Collection entries>
· · ·

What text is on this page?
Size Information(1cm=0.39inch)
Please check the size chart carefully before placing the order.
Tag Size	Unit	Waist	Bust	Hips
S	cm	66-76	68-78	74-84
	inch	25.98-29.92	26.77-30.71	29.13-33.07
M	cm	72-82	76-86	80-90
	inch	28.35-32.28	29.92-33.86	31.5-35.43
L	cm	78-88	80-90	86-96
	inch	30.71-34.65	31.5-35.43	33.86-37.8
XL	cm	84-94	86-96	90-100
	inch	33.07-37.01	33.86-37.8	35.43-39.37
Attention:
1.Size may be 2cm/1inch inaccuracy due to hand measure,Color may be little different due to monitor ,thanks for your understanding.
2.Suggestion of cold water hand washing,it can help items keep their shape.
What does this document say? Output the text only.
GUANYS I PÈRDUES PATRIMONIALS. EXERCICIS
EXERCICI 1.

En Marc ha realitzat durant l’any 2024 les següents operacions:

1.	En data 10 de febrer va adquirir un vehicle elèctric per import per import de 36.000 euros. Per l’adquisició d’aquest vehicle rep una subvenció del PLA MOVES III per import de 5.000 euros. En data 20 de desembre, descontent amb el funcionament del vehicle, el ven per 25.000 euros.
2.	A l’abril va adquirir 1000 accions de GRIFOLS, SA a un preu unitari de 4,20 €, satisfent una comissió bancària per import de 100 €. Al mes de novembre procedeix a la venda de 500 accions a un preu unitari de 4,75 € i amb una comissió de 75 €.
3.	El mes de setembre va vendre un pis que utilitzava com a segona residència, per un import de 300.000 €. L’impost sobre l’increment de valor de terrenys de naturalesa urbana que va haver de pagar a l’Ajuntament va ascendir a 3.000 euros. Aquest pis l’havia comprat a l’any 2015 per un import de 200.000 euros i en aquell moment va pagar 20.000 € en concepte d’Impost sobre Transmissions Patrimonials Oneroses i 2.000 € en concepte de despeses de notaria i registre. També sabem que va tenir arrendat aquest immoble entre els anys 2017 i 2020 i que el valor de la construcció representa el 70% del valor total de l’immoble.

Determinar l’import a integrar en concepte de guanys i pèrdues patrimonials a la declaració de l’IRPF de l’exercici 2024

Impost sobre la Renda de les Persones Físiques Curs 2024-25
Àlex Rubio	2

· · ·

What to do> Produce a verbatim transcription of the entries above.

Exercise response>
What text is on this page?
Size Information(1cm=0.39inch)
Please check the size chart carefully before placing the order.
Tag Size	Unit	Waist	Bust	Hips
S	cm	66-76	68-78	74-84
	inch	25.98-29.92	26.77-30.71	29.13-33.07
M	cm	72-82	76-86	80-90
	inch	28.35-32.28	29.92-33.86	31.5-35.43
L	cm	78-88	80-90	86-96
	inch	30.71-34.65	31.5-35.43	33.86-37.8
XL	cm	84-94	86-96	90-100
	inch	33.07-37.01	33.86-37.8	35.43-39.37
Attention:
1.Size may be 2cm/1inch inaccuracy due to hand measure,Color may be little different due to monitor ,thanks for your understanding.
2.Suggestion of cold water hand washing,it can help items keep their shape.
What does this document say? Output the text only.
GUANYS I PÈRDUES PATRIMONIALS. EXERCICIS
EXERCICI 1.

En Marc ha realitzat durant l’any 2024 les següents operacions:

1.	En data 10 de febrer va adquirir un vehicle elèctric per import per import de 36.000 euros. Per l’adquisició d’aquest vehicle rep una subvenció del PLA MOVES III per import de 5.000 euros. En data 20 de desembre, descontent amb el funcionament del vehicle, el ven per 25.000 euros.
2.	A l’abril va adquirir 1000 accions de GRIFOLS, SA a un preu unitari de 4,20 €, satisfent una comissió bancària per import de 100 €. Al mes de novembre procedeix a la venda de 500 accions a un preu unitari de 4,75 € i amb una comissió de 75 €.
3.	El mes de setembre va vendre un pis que utilitzava com a segona residència, per un import de 300.000 €. L’impost sobre l’increment de valor de terrenys de naturalesa urbana que va haver de pagar a l’Ajuntament va ascendir a 3.000 euros. Aquest pis l’havia comprat a l’any 2015 per un import de 200.000 euros i en aquell moment va pagar 20.000 € en concepte d’Impost sobre Transmissions Patrimonials Oneroses i 2.000 € en concepte de despeses de notaria i registre. També sabem que va tenir arrendat aquest immoble entre els anys 2017 i 2020 i que el valor de la construcció representa el 70% del valor total de l’immoble.

Determinar l’import a integrar en concepte de guanys i pèrdues patrimonials a la declaració de l’IRPF de l’exercici 2024

Impost sobre la Renda de les Persones Físiques Curs 2024-25
Àlex Rubio	2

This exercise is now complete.